= STATED GOAL =
Copy every record word for word.

= THE RECORDS =
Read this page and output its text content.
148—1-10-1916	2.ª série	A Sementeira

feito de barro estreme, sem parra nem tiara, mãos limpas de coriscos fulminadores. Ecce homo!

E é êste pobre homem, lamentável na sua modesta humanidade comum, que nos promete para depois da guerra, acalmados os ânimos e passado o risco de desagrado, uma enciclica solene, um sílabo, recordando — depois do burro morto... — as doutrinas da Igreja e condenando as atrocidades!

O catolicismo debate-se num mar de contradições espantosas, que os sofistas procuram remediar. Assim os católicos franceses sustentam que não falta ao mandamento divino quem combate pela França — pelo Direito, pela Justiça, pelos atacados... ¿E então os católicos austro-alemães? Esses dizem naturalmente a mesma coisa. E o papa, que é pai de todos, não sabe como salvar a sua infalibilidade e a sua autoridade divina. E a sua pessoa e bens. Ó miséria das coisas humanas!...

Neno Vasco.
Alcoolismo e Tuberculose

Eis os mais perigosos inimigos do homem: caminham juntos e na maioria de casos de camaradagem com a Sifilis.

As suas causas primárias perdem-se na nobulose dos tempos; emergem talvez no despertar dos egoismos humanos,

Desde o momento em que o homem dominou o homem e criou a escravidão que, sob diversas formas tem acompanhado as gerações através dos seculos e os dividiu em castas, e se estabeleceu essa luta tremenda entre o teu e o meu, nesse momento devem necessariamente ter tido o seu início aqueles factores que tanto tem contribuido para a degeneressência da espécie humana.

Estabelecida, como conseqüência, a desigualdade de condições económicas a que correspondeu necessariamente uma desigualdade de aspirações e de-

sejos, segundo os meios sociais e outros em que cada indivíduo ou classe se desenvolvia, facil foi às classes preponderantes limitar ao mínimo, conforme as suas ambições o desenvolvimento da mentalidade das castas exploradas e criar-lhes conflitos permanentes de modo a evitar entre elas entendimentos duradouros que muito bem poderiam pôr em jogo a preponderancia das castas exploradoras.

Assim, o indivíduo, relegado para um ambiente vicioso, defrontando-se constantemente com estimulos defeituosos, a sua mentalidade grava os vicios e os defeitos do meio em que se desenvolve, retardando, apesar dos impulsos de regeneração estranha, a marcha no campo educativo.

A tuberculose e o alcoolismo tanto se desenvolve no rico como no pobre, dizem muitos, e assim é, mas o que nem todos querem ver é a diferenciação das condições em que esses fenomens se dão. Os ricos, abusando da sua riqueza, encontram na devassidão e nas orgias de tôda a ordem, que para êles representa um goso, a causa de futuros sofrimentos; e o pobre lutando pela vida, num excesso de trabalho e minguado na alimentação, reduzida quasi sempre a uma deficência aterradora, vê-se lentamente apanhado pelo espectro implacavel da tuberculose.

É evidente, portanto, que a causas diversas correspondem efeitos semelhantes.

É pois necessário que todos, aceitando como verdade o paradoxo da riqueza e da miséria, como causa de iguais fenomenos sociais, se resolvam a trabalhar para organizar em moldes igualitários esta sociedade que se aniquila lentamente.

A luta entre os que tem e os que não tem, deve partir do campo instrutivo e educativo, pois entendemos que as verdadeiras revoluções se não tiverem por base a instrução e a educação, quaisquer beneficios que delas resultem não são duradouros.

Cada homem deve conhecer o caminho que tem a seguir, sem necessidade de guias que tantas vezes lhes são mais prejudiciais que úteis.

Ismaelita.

= OUTPUT FOR THIS TASK =
Read this page and output its text content.
148—1-10-1916	2.ª série	A Sementeira

feito de barro estreme, sem parra nem tiara, mãos limpas de coriscos fulminadores. Ecce homo!

E é êste pobre homem, lamentável na sua modesta humanidade comum, que nos promete para depois da guerra, acalmados os ânimos e passado o risco de desagrado, uma enciclica solene, um sílabo, recordando — depois do burro morto... — as doutrinas da Igreja e condenando as atrocidades!

O catolicismo debate-se num mar de contradições espantosas, que os sofistas procuram remediar. Assim os católicos franceses sustentam que não falta ao mandamento divino quem combate pela França — pelo Direito, pela Justiça, pelos atacados... ¿E então os católicos austro-alemães? Esses dizem naturalmente a mesma coisa. E o papa, que é pai de todos, não sabe como salvar a sua infalibilidade e a sua autoridade divina. E a sua pessoa e bens. Ó miséria das coisas humanas!...

Neno Vasco.
Alcoolismo e Tuberculose

Eis os mais perigosos inimigos do homem: caminham juntos e na maioria de casos de camaradagem com a Sifilis.

As suas causas primárias perdem-se na nobulose dos tempos; emergem talvez no despertar dos egoismos humanos,

Desde o momento em que o homem dominou o homem e criou a escravidão que, sob diversas formas tem acompanhado as gerações através dos seculos e os dividiu em castas, e se estabeleceu essa luta tremenda entre o teu e o meu, nesse momento devem necessariamente ter tido o seu início aqueles factores que tanto tem contribuido para a degeneressência da espécie humana.

Estabelecida, como conseqüência, a desigualdade de condições económicas a que correspondeu necessariamente uma desigualdade de aspirações e de-

sejos, segundo os meios sociais e outros em que cada indivíduo ou classe se desenvolvia, facil foi às classes preponderantes limitar ao mínimo, conforme as suas ambições o desenvolvimento da mentalidade das castas exploradas e criar-lhes conflitos permanentes de modo a evitar entre elas entendimentos duradouros que muito bem poderiam pôr em jogo a preponderancia das castas exploradoras.

Assim, o indivíduo, relegado para um ambiente vicioso, defrontando-se constantemente com estimulos defeituosos, a sua mentalidade grava os vicios e os defeitos do meio em que se desenvolve, retardando, apesar dos impulsos de regeneração estranha, a marcha no campo educativo.

A tuberculose e o alcoolismo tanto se desenvolve no rico como no pobre, dizem muitos, e assim é, mas o que nem todos querem ver é a diferenciação das condições em que esses fenomens se dão. Os ricos, abusando da sua riqueza, encontram na devassidão e nas orgias de tôda a ordem, que para êles representa um goso, a causa de futuros sofrimentos; e o pobre lutando pela vida, num excesso de trabalho e minguado na alimentação, reduzida quasi sempre a uma deficência aterradora, vê-se lentamente apanhado pelo espectro implacavel da tuberculose.

É evidente, portanto, que a causas diversas correspondem efeitos semelhantes.

É pois necessário que todos, aceitando como verdade o paradoxo da riqueza e da miséria, como causa de iguais fenomenos sociais, se resolvam a trabalhar para organizar em moldes igualitários esta sociedade que se aniquila lentamente.

A luta entre os que tem e os que não tem, deve partir do campo instrutivo e educativo, pois entendemos que as verdadeiras revoluções se não tiverem por base a instrução e a educação, quaisquer beneficios que delas resultem não são duradouros.

Cada homem deve conhecer o caminho que tem a seguir, sem necessidade de guias que tantas vezes lhes são mais prejudiciais que úteis.

Ismaelita.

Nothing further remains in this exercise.